▶ **RECORDS SUPPLIED**
——

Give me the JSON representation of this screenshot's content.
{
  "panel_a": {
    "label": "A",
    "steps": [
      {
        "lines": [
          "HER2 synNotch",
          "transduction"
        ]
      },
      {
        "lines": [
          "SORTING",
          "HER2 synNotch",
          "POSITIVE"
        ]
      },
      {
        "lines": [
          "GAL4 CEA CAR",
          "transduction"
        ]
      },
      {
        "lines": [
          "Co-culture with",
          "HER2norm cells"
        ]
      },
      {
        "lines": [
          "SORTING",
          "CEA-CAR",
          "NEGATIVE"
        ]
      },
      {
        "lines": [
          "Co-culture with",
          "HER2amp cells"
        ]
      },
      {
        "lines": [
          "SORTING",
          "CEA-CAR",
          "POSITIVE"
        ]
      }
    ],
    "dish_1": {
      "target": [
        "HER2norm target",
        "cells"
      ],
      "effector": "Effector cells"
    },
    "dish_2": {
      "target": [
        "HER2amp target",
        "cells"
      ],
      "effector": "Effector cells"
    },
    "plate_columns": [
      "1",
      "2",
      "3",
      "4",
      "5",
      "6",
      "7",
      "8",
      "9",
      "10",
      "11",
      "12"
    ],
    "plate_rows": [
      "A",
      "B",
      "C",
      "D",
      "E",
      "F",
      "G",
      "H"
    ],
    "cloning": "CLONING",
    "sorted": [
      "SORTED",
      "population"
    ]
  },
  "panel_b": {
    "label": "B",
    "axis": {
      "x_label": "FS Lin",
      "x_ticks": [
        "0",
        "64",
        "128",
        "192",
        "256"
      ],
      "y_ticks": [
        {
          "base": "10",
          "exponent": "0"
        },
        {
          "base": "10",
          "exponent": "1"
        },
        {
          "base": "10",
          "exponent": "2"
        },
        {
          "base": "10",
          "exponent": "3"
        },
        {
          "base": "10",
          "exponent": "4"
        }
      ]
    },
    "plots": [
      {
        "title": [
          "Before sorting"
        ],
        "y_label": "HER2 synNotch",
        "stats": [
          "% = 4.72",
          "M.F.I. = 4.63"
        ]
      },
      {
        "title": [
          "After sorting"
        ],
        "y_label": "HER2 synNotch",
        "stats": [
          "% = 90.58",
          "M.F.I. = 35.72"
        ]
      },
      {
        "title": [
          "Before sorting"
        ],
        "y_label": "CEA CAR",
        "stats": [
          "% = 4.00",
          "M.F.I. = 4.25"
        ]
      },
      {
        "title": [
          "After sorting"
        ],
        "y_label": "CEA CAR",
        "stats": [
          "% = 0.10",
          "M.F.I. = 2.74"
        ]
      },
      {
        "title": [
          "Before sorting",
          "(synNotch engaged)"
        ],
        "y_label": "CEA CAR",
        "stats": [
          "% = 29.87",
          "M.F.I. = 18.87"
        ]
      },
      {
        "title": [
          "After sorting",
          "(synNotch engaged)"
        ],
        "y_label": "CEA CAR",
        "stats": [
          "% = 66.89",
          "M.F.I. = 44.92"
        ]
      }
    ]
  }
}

——

▶ **PROBLEM DETAILS**
Output each record precisely as written.

▶ **RESPONSE BELOW**
Give me the JSON representation of this screenshot's content.
{
  "panel_a": {
    "label": "A",
    "steps": [
      {
        "lines": [
          "HER2 synNotch",
          "transduction"
        ]
      },
      {
        "lines": [
          "SORTING",
          "HER2 synNotch",
          "POSITIVE"
        ]
      },
      {
        "lines": [
          "GAL4 CEA CAR",
          "transduction"
        ]
      },
      {
        "lines": [
          "Co-culture with",
          "HER2norm cells"
        ]
      },
      {
        "lines": [
          "SORTING",
          "CEA-CAR",
          "NEGATIVE"
        ]
      },
      {
        "lines": [
          "Co-culture with",
          "HER2amp cells"
        ]
      },
      {
        "lines": [
          "SORTING",
          "CEA-CAR",
          "POSITIVE"
        ]
      }
    ],
    "dish_1": {
      "target": [
        "HER2norm target",
        "cells"
      ],
      "effector": "Effector cells"
    },
    "dish_2": {
      "target": [
        "HER2amp target",
        "cells"
      ],
      "effector": "Effector cells"
    },
    "plate_columns": [
      "1",
      "2",
      "3",
      "4",
      "5",
      "6",
      "7",
      "8",
      "9",
      "10",
      "11",
      "12"
    ],
    "plate_rows": [
      "A",
      "B",
      "C",
      "D",
      "E",
      "F",
      "G",
      "H"
    ],
    "cloning": "CLONING",
    "sorted": [
      "SORTED",
      "population"
    ]
  },
  "panel_b": {
    "label": "B",
    "axis": {
      "x_label": "FS Lin",
      "x_ticks": [
        "0",
        "64",
        "128",
        "192",
        "256"
      ],
      "y_ticks": [
        {
          "base": "10",
          "exponent": "0"
        },
        {
          "base": "10",
          "exponent": "1"
        },
        {
          "base": "10",
          "exponent": "2"
        },
        {
          "base": "10",
          "exponent": "3"
        },
        {
          "base": "10",
          "exponent": "4"
        }
      ]
    },
    "plots": [
      {
        "title": [
          "Before sorting"
        ],
        "y_label": "HER2 synNotch",
        "stats": [
          "% = 4.72",
          "M.F.I. = 4.63"
        ]
      },
      {
        "title": [
          "After sorting"
        ],
        "y_label": "HER2 synNotch",
        "stats": [
          "% = 90.58",
          "M.F.I. = 35.72"
        ]
      },
      {
        "title": [
          "Before sorting"
        ],
        "y_label": "CEA CAR",
        "stats": [
          "% = 4.00",
          "M.F.I. = 4.25"
        ]
      },
      {
        "title": [
          "After sorting"
        ],
        "y_label": "CEA CAR",
        "stats": [
          "% = 0.10",
          "M.F.I. = 2.74"
        ]
      },
      {
        "title": [
          "Before sorting",
          "(synNotch engaged)"
        ],
        "y_label": "CEA CAR",
        "stats": [
          "% = 29.87",
          "M.F.I. = 18.87"
        ]
      },
      {
        "title": [
          "After sorting",
          "(synNotch engaged)"
        ],
        "y_label": "CEA CAR",
        "stats": [
          "% = 66.89",
          "M.F.I. = 44.92"
        ]
      }
    ]
  }
}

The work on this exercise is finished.